WHAT YOU SHOULD DO — Scan the lines below; pull out those with "name".

------------------------------------------------------------------------

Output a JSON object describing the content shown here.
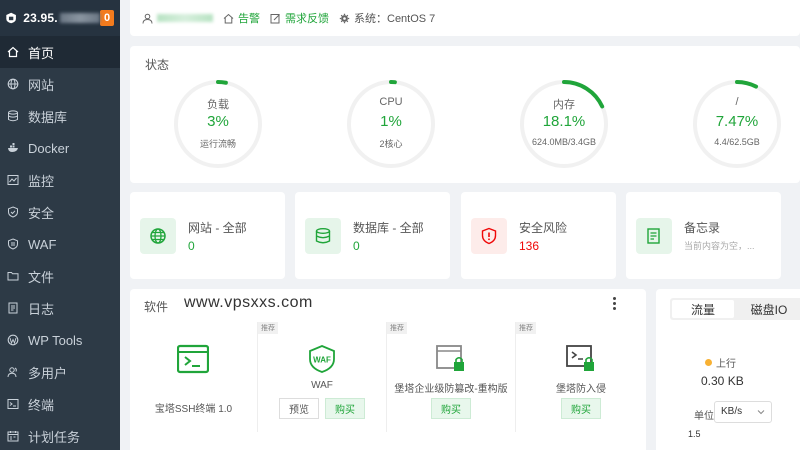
{
  "sidebar": {
    "ip": "23.95.",
    "badge": "0",
    "items": [
      {
        "label": "首页",
        "icon": "home-icon"
      },
      {
        "label": "网站",
        "icon": "globe-icon"
      },
      {
        "label": "数据库",
        "icon": "database-icon"
      },
      {
        "label": "Docker",
        "icon": "docker-icon"
      },
      {
        "label": "监控",
        "icon": "monitor-icon"
      },
      {
        "label": "安全",
        "icon": "shield-icon"
      },
      {
        "label": "WAF",
        "icon": "waf-icon"
      },
      {
        "label": "文件",
        "icon": "folder-icon"
      },
      {
        "label": "日志",
        "icon": "log-icon"
      },
      {
        "label": "WP Tools",
        "icon": "wordpress-icon"
      },
      {
        "label": "多用户",
        "icon": "users-icon"
      },
      {
        "label": "终端",
        "icon": "terminal-icon"
      },
      {
        "label": "计划任务",
        "icon": "schedule-icon"
      }
    ]
  },
  "topbar": {
    "alert": "告警",
    "feedback": "需求反馈",
    "system": "系统：CentOS 7"
  },
  "status": {
    "title": "状态",
    "gauges": [
      {
        "label": "负载",
        "value": "3%",
        "sub": "运行流畅",
        "percent": 3
      },
      {
        "label": "CPU",
        "value": "1%",
        "sub": "2核心",
        "percent": 1
      },
      {
        "label": "内存",
        "value": "18.1%",
        "sub": "624.0MB/3.4GB",
        "percent": 18.1
      },
      {
        "label": "/",
        "value": "7.47%",
        "sub": "4.4/62.5GB",
        "percent": 7.47
      }
    ]
  },
  "cards": [
    {
      "title": "网站 - 全部",
      "value": "0"
    },
    {
      "title": "数据库 - 全部",
      "value": "0"
    },
    {
      "title": "安全风险",
      "value": "136"
    },
    {
      "title": "备忘录",
      "value": "当前内容为空，..."
    }
  ],
  "software": {
    "title": "软件",
    "watermark": "www.vpsxxs.com",
    "tag": "推荐",
    "items": [
      {
        "name": "宝塔SSH终端 1.0"
      },
      {
        "name": "WAF",
        "preview": "预览",
        "buy": "购买"
      },
      {
        "name": "堡塔企业级防篡改-重构版",
        "buy": "购买"
      },
      {
        "name": "堡塔防入侵",
        "buy": "购买"
      }
    ]
  },
  "traffic": {
    "tab_flow": "流量",
    "tab_disk": "磁盘IO",
    "up_label": "上行",
    "up_value": "0.30 KB",
    "unit_label": "单位",
    "unit_value": "KB/s",
    "axis_top": "1.5"
  },
  "colors": {
    "accent": "#20a53a",
    "sidebar": "#2d3a46",
    "warning": "#f37b1d",
    "danger": "#ef0808"
  }
}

------------------------------------------------------------------------

REPLY —
        "name": "宝塔SSH终端 1.0"
        "name": "WAF",
        "name": "堡塔企业级防篡改-重构版",
        "name": "堡塔防入侵",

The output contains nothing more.